Page extract:

▬▬▬▬▬▬▬▬▬▬

Title: Varicella-zoster virus infection and pregnancy
Description:
Varicella-zoster virus is a herpes virus that causes mild to moderate disease when primary infection (chickenpox) is acquired in childhood, but leading to great morbidity and mortality in adults, with even more complications in pregnant women.
As a physiologic adaptation in pregnancy that diminishes the possibility of fetal rejection, the altered maternal immune system is the reason why complications are more frequent in this segment of adult population.
Moreover, a great concern is represented by the risk of vertical transmission to the fetus that can lead to congenital varicella syndrome (CVS) in the first 2 trimesters or to neonatal varicella if the mother develops the illness perinatally.
Antiviral treatment reduces the gravity of the clinical manifestations, but the existent data shows that it doesn’t influence the rate of fetal transmission.
Immunoglobulin anti-VZV (VZIG) can be given as prophylaxis when there has been described contact with the virus.
Vaccination should be offered to all non-immunized women at the prenatal visit to diminish the maternal and fetal risks in case of subsequent exposure.
The purpose of this review is to update the current understanding regarding the best management of varicella infection in pregnancy, based on the latest data from literature and guidelines.

▬▬▬▬▬▬▬▬▬▬

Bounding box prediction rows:
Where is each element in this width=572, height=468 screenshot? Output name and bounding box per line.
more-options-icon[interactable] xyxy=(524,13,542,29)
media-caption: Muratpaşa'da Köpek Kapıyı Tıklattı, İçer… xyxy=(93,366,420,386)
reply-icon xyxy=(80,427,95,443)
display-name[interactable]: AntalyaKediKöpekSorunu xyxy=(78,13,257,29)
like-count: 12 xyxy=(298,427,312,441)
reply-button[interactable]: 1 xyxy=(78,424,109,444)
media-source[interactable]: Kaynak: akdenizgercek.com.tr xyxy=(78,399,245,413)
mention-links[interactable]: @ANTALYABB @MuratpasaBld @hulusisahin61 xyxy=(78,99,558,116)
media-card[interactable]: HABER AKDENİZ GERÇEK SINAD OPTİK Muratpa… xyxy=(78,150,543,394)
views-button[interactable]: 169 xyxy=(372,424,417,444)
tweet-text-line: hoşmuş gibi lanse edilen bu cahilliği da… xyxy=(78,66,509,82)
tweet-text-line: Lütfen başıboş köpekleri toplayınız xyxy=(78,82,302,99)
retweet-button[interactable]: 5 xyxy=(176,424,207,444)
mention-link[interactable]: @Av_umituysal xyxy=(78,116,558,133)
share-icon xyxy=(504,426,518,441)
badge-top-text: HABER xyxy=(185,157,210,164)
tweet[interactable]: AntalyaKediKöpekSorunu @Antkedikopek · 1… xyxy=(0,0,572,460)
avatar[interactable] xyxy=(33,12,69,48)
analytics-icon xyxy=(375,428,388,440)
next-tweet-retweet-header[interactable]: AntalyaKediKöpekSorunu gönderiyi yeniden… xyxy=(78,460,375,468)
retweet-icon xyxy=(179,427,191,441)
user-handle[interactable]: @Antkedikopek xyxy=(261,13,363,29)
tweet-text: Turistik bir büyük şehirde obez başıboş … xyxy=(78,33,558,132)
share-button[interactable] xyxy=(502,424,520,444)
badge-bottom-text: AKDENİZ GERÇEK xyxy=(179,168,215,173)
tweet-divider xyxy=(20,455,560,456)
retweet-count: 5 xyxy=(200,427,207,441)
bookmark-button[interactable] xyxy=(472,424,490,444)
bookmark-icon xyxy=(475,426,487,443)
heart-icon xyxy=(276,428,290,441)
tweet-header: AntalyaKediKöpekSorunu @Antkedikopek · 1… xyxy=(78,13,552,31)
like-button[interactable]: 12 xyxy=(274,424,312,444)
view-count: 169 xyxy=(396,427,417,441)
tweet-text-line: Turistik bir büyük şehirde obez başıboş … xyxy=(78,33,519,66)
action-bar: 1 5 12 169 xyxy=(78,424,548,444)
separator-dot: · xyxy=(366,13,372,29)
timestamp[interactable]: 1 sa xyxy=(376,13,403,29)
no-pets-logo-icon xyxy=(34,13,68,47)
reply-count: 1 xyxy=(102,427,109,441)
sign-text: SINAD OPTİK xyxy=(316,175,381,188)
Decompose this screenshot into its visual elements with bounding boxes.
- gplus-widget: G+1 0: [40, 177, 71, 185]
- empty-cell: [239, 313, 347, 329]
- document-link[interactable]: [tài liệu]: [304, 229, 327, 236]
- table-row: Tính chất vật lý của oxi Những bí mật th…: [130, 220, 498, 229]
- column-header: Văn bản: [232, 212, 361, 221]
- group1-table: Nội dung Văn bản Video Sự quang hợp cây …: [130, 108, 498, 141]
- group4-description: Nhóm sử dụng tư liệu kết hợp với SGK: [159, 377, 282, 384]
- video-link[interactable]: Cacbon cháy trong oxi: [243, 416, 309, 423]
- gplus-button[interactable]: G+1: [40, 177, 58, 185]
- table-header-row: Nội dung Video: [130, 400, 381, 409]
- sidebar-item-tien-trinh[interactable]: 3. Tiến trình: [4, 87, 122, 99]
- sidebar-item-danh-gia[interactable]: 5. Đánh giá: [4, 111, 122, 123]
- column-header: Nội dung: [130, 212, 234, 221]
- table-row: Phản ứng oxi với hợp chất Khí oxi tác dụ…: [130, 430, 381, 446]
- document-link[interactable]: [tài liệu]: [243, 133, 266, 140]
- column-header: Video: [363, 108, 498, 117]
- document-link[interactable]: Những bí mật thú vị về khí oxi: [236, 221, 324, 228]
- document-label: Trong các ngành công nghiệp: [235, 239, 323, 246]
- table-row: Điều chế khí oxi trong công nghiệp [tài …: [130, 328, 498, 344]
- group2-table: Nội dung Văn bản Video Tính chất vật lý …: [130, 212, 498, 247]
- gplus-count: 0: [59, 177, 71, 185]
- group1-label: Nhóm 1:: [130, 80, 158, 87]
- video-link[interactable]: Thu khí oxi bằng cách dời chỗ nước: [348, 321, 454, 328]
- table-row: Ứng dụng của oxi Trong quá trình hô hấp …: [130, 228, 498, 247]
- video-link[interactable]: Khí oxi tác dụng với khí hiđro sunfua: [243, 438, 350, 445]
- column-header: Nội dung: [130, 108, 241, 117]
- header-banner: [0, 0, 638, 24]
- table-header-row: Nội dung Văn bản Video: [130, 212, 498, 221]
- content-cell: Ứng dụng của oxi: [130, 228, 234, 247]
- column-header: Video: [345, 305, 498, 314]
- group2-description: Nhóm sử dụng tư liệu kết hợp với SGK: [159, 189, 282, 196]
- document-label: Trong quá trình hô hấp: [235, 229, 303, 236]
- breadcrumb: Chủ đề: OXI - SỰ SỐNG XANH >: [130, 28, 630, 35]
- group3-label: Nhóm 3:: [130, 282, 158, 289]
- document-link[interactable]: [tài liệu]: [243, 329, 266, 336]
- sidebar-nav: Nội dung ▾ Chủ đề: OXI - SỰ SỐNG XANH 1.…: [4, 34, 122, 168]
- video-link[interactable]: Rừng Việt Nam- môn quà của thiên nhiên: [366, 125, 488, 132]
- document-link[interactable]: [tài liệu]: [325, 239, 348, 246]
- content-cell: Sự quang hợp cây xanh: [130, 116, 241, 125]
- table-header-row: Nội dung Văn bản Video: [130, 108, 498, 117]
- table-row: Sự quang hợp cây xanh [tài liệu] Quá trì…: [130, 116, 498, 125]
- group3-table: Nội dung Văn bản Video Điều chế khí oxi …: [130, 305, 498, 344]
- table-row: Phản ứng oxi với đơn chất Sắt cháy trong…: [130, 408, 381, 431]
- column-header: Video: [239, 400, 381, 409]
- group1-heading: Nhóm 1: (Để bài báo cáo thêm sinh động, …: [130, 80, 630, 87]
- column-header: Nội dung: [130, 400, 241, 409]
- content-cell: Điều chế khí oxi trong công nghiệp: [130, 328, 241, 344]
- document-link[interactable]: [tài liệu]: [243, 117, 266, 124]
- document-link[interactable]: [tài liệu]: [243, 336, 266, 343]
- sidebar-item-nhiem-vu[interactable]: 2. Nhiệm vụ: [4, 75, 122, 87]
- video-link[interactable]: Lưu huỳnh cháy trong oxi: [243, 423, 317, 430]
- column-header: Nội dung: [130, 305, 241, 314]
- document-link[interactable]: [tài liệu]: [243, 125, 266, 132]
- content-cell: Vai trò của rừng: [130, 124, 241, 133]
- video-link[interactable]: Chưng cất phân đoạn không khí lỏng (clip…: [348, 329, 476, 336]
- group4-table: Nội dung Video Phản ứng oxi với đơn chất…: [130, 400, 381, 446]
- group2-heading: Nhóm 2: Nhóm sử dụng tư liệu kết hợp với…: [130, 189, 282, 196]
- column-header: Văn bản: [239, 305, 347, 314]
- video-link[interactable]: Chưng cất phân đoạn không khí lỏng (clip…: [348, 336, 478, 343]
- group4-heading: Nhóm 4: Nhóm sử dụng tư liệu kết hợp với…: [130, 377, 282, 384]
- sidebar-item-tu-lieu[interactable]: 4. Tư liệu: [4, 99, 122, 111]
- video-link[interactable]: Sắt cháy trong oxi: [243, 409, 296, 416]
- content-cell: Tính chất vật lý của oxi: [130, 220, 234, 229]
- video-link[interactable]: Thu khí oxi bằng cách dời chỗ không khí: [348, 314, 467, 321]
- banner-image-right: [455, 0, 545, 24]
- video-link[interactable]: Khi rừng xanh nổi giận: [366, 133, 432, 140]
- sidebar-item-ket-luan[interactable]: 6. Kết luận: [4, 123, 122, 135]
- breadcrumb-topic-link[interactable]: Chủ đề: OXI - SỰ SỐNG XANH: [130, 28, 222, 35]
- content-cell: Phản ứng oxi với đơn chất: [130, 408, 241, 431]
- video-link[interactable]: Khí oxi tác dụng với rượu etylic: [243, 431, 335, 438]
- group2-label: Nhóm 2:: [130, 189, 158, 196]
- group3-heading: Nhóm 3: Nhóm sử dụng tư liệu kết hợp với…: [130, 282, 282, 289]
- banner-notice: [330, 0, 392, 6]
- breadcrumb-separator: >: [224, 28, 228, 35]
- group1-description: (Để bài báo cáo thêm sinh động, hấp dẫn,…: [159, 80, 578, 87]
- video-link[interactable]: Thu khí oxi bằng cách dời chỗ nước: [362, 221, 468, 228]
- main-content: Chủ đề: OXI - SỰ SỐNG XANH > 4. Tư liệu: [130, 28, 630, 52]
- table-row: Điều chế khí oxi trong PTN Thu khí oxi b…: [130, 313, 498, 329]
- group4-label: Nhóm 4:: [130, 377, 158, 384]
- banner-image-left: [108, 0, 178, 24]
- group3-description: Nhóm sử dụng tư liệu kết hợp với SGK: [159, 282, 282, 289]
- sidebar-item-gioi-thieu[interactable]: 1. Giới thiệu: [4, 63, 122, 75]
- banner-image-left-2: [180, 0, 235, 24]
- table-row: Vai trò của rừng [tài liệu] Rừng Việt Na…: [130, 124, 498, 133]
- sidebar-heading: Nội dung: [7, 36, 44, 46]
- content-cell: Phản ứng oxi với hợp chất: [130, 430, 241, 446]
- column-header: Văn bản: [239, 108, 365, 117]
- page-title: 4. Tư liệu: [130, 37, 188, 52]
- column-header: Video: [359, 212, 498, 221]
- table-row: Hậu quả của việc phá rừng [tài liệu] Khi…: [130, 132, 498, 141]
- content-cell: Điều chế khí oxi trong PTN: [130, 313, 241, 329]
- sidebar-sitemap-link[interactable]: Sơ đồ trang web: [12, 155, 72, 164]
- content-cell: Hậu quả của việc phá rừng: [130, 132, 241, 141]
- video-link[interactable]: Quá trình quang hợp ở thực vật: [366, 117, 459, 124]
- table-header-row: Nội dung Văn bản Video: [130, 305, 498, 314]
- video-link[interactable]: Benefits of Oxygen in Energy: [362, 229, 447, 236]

▬▬▬▬▬▬▬▬▬▬

Problems and tasks:
1 – Answer these questions from the text on varicella-zoster infection in pregnancy:
(a) What name does it give to primary infection acquired in childhood?
(b) What can vertical transmission lead to in the first 2 trimesters?
(c) What can be given as prophylaxis when contact with the virus has been described?
2 – Pick up the text on varicella-zoster infection in pregnancy at the point where it stops, and write on from there.

Answers for the exercise:
1 –
(a) Chickenpox
(b) Congenital varicella syndrome (CVS)
(c) Immunoglobulin anti-VZV (VZIG)

2 –
An electronic research for relevant reviews and articles published in the last 5 years was made, using PubMed, Medline, Cochrane Data Base, and also the current international guidelines promoted by the Obstetrics and Gynecology Societies in Canada, United States, Ireland and United Kingdom.
The importance of prenatal detection of non-immunized women by serologic testing for varicella antibodies should not be overlooked, and subsequent vaccination should be advised to lower the significant complications associated with developing the disease in pregnancy.
In case of varicella infection in pregnancy, adequate treatment should be immediately initiated with immunoglobulin and antivirals.
Careful follow-up with serial fetal echography should assess if there are abnormalities of fetal development consistent with congenital varicella syndrome.
Future mothers need to be advised about the probability of vertical transmission and the associated fetal malformations.
Future consideration must focus on identifying the woman at childbearing age at risk and facilitate the vaccination.